Requirements ▸
Please print the full listing exactly.

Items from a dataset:
** begin **
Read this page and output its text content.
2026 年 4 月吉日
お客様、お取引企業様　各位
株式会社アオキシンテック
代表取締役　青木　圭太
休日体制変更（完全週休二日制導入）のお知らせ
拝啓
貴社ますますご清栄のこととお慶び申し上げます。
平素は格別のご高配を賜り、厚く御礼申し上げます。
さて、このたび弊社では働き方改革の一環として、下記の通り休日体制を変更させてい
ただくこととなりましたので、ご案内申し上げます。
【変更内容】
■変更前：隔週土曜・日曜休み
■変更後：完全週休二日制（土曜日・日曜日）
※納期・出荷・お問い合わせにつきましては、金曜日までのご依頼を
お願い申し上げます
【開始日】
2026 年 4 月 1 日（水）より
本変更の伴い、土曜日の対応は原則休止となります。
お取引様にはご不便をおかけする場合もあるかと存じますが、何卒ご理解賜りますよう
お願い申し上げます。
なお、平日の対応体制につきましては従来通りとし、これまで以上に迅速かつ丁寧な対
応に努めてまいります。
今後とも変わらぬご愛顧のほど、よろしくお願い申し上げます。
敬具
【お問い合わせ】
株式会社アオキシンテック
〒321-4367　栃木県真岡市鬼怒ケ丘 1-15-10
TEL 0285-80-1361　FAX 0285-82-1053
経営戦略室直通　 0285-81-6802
** end **
Problem solution ▸
Read this page and output its text content.
2026 年 4 月吉日
お客様、お取引企業様　各位
株式会社アオキシンテック
代表取締役　青木　圭太
休日体制変更（完全週休二日制導入）のお知らせ
拝啓
貴社ますますご清栄のこととお慶び申し上げます。
平素は格別のご高配を賜り、厚く御礼申し上げます。
さて、このたび弊社では働き方改革の一環として、下記の通り休日体制を変更させてい
ただくこととなりましたので、ご案内申し上げます。
【変更内容】
■変更前：隔週土曜・日曜休み
■変更後：完全週休二日制（土曜日・日曜日）
※納期・出荷・お問い合わせにつきましては、金曜日までのご依頼を
お願い申し上げます
【開始日】
2026 年 4 月 1 日（水）より
本変更の伴い、土曜日の対応は原則休止となります。
お取引様にはご不便をおかけする場合もあるかと存じますが、何卒ご理解賜りますよう
お願い申し上げます。
なお、平日の対応体制につきましては従来通りとし、これまで以上に迅速かつ丁寧な対
応に努めてまいります。
今後とも変わらぬご愛顧のほど、よろしくお願い申し上げます。
敬具
【お問い合わせ】
株式会社アオキシンテック
〒321-4367　栃木県真岡市鬼怒ケ丘 1-15-10
TEL 0285-80-1361　FAX 0285-82-1053
経営戦略室直通　 0285-81-6802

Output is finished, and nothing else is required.